Items listed in a dataset

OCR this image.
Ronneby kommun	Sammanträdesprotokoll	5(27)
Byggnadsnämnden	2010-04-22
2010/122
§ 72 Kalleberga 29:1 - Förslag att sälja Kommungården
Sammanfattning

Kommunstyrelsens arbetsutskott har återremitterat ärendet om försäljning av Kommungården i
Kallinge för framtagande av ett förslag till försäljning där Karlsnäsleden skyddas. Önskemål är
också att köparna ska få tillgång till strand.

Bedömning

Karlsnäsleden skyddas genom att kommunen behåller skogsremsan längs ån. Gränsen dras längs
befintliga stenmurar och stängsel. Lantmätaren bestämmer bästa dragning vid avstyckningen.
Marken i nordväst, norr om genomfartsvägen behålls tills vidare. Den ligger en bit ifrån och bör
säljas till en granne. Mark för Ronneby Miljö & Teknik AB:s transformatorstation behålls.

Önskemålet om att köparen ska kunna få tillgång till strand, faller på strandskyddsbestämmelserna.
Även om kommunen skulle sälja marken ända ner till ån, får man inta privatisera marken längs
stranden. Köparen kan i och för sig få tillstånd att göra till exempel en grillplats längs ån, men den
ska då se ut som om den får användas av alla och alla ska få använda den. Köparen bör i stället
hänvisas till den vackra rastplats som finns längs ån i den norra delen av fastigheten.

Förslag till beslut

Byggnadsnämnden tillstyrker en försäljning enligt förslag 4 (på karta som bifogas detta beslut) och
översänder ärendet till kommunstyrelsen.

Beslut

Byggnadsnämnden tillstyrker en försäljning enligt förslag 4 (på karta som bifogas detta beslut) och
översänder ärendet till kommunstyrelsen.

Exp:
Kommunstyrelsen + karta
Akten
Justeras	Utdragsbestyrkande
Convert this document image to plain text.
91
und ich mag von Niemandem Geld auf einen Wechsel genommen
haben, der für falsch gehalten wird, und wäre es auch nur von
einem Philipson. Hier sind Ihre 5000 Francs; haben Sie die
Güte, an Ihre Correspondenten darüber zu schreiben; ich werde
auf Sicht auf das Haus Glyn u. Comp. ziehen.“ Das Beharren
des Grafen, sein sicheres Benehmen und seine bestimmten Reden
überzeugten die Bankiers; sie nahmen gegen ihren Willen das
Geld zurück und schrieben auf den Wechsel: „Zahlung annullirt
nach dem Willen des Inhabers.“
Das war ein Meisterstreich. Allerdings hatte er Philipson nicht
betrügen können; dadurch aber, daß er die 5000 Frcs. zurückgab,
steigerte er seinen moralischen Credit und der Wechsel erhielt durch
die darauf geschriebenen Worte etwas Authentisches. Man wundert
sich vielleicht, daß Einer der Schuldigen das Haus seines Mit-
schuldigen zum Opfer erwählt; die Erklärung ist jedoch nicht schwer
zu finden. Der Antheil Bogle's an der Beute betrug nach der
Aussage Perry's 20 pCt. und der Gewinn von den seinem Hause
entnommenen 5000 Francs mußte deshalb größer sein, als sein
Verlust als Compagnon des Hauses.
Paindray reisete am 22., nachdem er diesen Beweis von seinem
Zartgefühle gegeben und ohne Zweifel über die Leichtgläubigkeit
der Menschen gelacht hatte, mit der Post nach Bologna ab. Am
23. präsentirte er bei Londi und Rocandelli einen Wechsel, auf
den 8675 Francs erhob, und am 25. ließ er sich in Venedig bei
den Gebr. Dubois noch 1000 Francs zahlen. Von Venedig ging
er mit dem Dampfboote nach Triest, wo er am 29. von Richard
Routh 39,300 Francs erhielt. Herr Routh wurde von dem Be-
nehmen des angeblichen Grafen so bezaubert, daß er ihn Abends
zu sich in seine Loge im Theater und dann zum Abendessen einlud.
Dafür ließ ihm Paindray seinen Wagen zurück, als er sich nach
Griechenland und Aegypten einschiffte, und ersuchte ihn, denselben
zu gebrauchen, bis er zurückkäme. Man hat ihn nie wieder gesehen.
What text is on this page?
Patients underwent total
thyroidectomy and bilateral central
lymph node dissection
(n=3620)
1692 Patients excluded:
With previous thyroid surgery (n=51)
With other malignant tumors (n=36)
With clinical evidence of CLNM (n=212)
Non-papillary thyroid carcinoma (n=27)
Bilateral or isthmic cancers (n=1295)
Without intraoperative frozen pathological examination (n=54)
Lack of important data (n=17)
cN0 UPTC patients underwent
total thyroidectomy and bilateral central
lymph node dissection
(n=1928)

Exercise »
Print from the line containing "What text is on this page?" to the last line above, exactly as written.

Problem solution »
What text is on this page?
Patients underwent total
thyroidectomy and bilateral central
lymph node dissection
(n=3620)
1692 Patients excluded:
With previous thyroid surgery (n=51)
With other malignant tumors (n=36)
With clinical evidence of CLNM (n=212)
Non-papillary thyroid carcinoma (n=27)
Bilateral or isthmic cancers (n=1295)
Without intraoperative frozen pathological examination (n=54)
Lack of important data (n=17)
cN0 UPTC patients underwent
total thyroidectomy and bilateral central
lymph node dissection
(n=1928)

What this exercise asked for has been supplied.